Exercise:
Change every "vehicle-label" in the items below to "vehicle-field-label" and leave all other text untouched. Omit the pictures from your answer.

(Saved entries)

(begin)

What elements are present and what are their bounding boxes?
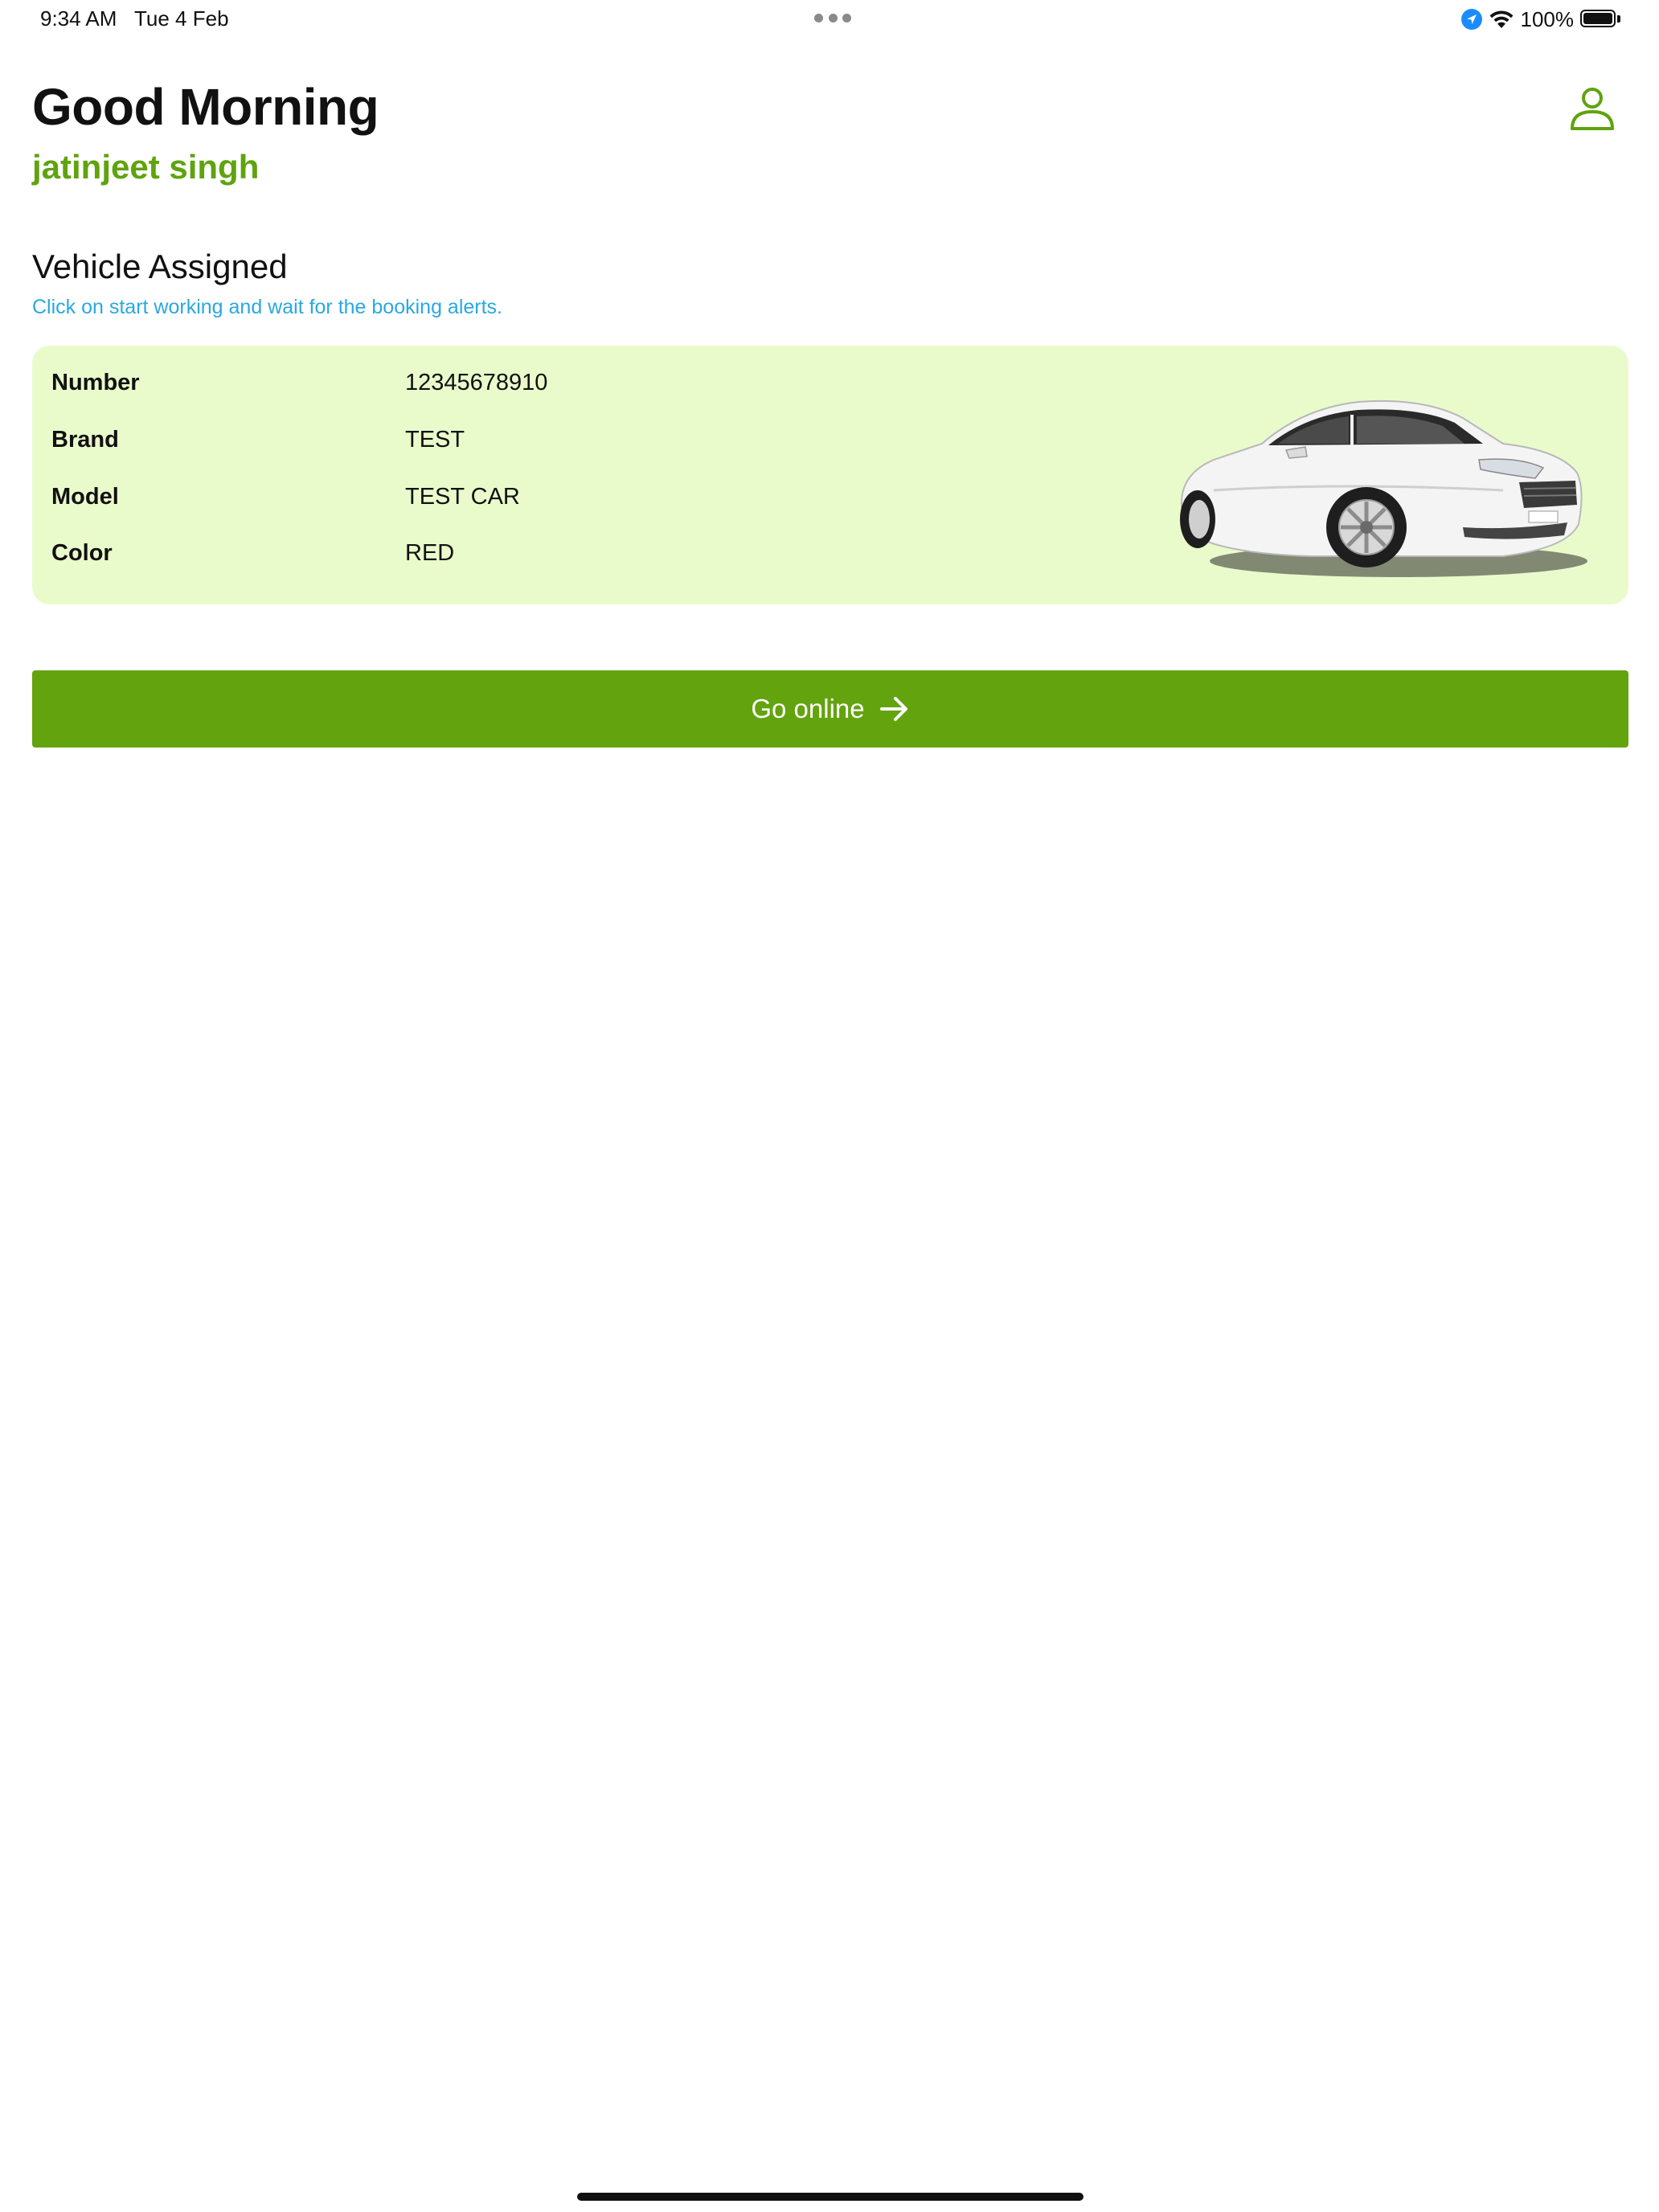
vehicle-row-model: Model TEST CAR: [51, 484, 694, 516]
vehicle-label: Number: [51, 370, 140, 395]
section-subtitle: Click on start working and wait for the …: [32, 296, 502, 318]
section-title: Vehicle Assigned: [32, 248, 288, 285]
vehicle-label: Color: [51, 540, 113, 566]
location-icon: [1460, 9, 1482, 30]
home-indicator[interactable]: [577, 2193, 1083, 2201]
multitasking-dots-icon[interactable]: [814, 13, 851, 23]
person-icon: [1571, 88, 1614, 130]
status-bar: 9:34 AM Tue 4 Feb 100%: [0, 0, 1659, 39]
go-online-label: Go online: [751, 694, 865, 723]
user-name: jatinjeet singh: [32, 148, 260, 186]
car-image: [1180, 399, 1587, 577]
battery-percentage: 100%: [1520, 6, 1575, 31]
vehicle-row-color: Color RED: [51, 540, 694, 572]
vehicle-label: Brand: [51, 427, 119, 453]
status-time: 9:34 AM: [40, 6, 117, 31]
arrow-right-icon: [879, 697, 907, 721]
wifi-icon: [1489, 10, 1513, 28]
battery-icon: [1580, 10, 1622, 29]
vehicle-value: 12345678910: [405, 370, 548, 395]
vehicle-row-brand: Brand TEST: [51, 427, 694, 459]
profile-button[interactable]: [1567, 84, 1617, 133]
vehicle-value: TEST CAR: [405, 484, 520, 510]
vehicle-row-number: Number 12345678910: [51, 370, 694, 402]
vehicle-label: Model: [51, 484, 119, 510]
go-online-button[interactable]: Go online: [32, 670, 1628, 748]
status-indicators: 100%: [1460, 5, 1623, 34]
greeting-title: Good Morning: [32, 78, 379, 136]
vehicle-value: TEST: [405, 427, 465, 453]
status-date: Tue 4 Feb: [134, 6, 229, 31]
vehicle-card: Number 12345678910 Brand TEST Model TEST…: [32, 346, 1628, 604]
vehicle-value: RED: [405, 540, 455, 566]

(end)

Expected output:
What elements are present and what are their bounding boxes?
vehicle-row-model: Model TEST CAR: [51, 484, 694, 516]
vehicle-field-label: Number: [51, 370, 140, 395]
section-subtitle: Click on start working and wait for the …: [32, 296, 502, 318]
section-title: Vehicle Assigned: [32, 248, 288, 285]
vehicle-field-label: Color: [51, 540, 113, 566]
location-icon: [1460, 9, 1482, 30]
home-indicator[interactable]: [577, 2193, 1083, 2201]
multitasking-dots-icon[interactable]: [814, 13, 851, 23]
person-icon: [1571, 88, 1614, 130]
status-bar: 9:34 AM Tue 4 Feb 100%: [0, 0, 1659, 39]
go-online-label: Go online: [751, 694, 865, 723]
user-name: jatinjeet singh: [32, 148, 260, 186]
car-image: [1180, 399, 1587, 577]
battery-percentage: 100%: [1520, 6, 1575, 31]
vehicle-row-color: Color RED: [51, 540, 694, 572]
vehicle-field-label: Brand: [51, 427, 119, 453]
status-time: 9:34 AM: [40, 6, 117, 31]
arrow-right-icon: [879, 697, 907, 721]
wifi-icon: [1489, 10, 1513, 28]
battery-icon: [1580, 10, 1622, 29]
vehicle-value: 12345678910: [405, 370, 548, 395]
vehicle-row-brand: Brand TEST: [51, 427, 694, 459]
profile-button[interactable]: [1567, 84, 1617, 133]
vehicle-value: TEST CAR: [405, 484, 520, 510]
vehicle-row-number: Number 12345678910: [51, 370, 694, 402]
vehicle-field-label: Model: [51, 484, 119, 510]
go-online-button[interactable]: Go online: [32, 670, 1628, 748]
status-indicators: 100%: [1460, 5, 1623, 34]
greeting-title: Good Morning: [32, 78, 379, 136]
vehicle-value: TEST: [405, 427, 465, 453]
status-date: Tue 4 Feb: [134, 6, 229, 31]
vehicle-card: Number 12345678910 Brand TEST Model TEST…: [32, 346, 1628, 604]
vehicle-value: RED: [405, 540, 455, 566]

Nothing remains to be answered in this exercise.